-------- EXERCISE MATERIALS
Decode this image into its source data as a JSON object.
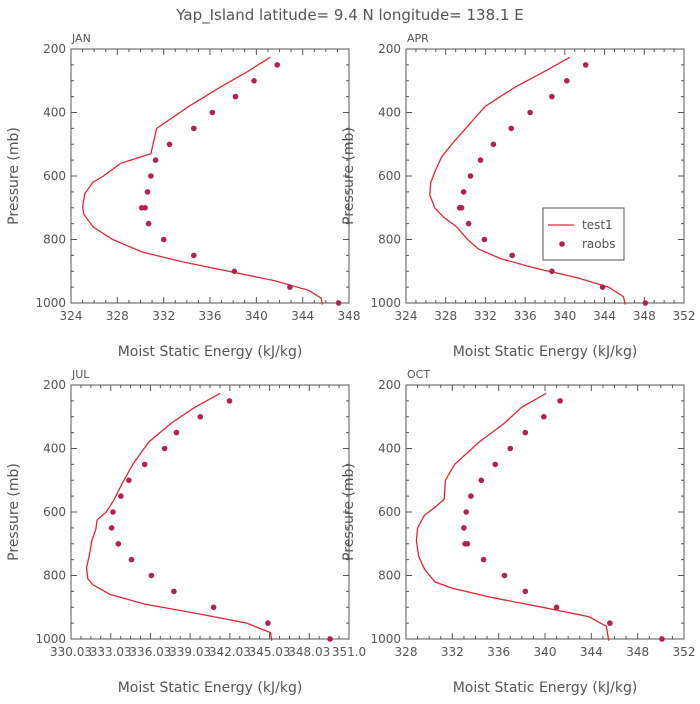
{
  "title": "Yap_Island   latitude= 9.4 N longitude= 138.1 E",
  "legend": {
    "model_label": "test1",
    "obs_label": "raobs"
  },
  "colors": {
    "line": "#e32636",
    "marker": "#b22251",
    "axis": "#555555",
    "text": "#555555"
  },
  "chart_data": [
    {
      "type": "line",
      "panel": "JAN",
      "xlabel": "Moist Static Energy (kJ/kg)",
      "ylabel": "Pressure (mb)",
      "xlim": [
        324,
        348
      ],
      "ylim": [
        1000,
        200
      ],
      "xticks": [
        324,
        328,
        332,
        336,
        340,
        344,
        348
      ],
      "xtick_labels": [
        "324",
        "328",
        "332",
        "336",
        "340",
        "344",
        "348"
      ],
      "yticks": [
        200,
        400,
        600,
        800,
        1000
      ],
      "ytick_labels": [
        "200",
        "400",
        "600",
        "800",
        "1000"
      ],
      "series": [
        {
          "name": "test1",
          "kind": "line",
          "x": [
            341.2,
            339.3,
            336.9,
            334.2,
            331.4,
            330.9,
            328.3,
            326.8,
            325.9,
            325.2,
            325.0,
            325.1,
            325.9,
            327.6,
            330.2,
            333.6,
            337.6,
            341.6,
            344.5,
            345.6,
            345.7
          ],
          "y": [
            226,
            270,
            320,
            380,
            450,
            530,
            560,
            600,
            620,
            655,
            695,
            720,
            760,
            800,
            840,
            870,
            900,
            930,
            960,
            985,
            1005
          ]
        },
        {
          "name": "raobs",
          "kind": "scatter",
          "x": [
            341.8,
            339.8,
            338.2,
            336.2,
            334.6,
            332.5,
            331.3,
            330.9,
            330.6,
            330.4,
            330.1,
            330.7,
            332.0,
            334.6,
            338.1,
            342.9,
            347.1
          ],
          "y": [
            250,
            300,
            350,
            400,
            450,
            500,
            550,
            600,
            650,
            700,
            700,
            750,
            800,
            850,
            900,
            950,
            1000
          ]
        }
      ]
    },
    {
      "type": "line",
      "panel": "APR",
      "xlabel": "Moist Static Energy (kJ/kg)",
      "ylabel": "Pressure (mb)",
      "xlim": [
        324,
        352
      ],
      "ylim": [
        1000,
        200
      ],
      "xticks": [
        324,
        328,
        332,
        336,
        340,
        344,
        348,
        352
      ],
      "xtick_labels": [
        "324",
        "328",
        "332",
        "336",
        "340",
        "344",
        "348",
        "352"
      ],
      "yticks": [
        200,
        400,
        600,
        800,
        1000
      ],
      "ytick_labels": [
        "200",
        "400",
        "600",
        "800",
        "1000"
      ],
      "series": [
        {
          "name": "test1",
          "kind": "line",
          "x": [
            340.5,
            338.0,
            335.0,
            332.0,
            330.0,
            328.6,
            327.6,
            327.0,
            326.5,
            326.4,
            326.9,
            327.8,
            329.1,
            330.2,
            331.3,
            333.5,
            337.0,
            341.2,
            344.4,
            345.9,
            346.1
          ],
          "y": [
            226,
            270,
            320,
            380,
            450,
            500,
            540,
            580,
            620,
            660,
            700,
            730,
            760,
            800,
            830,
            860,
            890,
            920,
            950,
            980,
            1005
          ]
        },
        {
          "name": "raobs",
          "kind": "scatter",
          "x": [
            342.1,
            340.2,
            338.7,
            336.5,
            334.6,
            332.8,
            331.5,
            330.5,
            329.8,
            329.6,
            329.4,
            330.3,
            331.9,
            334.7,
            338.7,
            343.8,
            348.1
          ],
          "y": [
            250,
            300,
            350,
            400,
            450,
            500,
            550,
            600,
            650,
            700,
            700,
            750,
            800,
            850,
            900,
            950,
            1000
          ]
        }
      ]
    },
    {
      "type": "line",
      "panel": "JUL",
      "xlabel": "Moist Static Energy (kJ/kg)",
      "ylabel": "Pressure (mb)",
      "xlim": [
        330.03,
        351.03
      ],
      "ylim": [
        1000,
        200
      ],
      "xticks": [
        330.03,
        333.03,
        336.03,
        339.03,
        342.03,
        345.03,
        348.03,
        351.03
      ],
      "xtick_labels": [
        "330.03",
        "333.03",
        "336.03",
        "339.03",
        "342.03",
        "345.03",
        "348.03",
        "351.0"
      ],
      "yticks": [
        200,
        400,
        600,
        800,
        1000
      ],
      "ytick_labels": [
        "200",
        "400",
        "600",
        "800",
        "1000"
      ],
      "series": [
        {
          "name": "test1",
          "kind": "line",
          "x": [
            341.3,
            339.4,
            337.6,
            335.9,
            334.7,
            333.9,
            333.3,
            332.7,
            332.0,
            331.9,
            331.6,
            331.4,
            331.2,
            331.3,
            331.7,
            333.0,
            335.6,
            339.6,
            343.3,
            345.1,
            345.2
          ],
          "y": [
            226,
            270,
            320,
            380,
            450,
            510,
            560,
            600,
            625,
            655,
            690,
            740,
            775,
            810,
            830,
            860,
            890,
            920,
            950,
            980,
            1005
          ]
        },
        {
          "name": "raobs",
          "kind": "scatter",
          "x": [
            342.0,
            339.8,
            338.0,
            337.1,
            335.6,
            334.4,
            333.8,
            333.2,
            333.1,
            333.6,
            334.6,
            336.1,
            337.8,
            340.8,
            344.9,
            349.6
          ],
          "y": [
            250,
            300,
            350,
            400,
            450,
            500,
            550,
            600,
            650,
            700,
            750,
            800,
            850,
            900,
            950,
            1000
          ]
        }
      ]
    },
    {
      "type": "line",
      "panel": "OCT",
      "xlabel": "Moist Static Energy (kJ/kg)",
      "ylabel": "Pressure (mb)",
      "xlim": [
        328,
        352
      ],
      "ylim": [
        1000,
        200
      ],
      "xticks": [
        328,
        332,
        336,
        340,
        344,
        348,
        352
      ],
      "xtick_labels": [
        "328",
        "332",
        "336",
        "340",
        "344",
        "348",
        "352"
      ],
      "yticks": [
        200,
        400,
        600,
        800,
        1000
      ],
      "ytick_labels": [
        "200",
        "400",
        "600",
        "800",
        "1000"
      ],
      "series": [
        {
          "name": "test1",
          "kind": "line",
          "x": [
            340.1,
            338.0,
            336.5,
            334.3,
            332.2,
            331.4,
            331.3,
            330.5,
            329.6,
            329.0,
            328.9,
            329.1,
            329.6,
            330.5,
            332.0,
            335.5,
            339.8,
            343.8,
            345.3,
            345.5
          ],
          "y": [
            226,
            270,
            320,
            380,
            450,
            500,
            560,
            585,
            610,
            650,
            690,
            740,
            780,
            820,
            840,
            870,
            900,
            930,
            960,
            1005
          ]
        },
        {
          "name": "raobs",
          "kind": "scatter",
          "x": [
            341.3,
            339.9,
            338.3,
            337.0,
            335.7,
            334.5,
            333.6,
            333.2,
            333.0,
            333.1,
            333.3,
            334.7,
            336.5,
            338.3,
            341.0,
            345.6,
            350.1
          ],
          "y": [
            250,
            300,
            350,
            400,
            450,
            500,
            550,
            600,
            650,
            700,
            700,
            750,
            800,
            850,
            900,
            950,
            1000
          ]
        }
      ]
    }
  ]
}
----------------
PROBLEM TO WORK ON
Extract all lines of the records above that include "panel".

SOLUTION
      "panel": "JAN",
      "panel": "APR",
      "panel": "JUL",
      "panel": "OCT",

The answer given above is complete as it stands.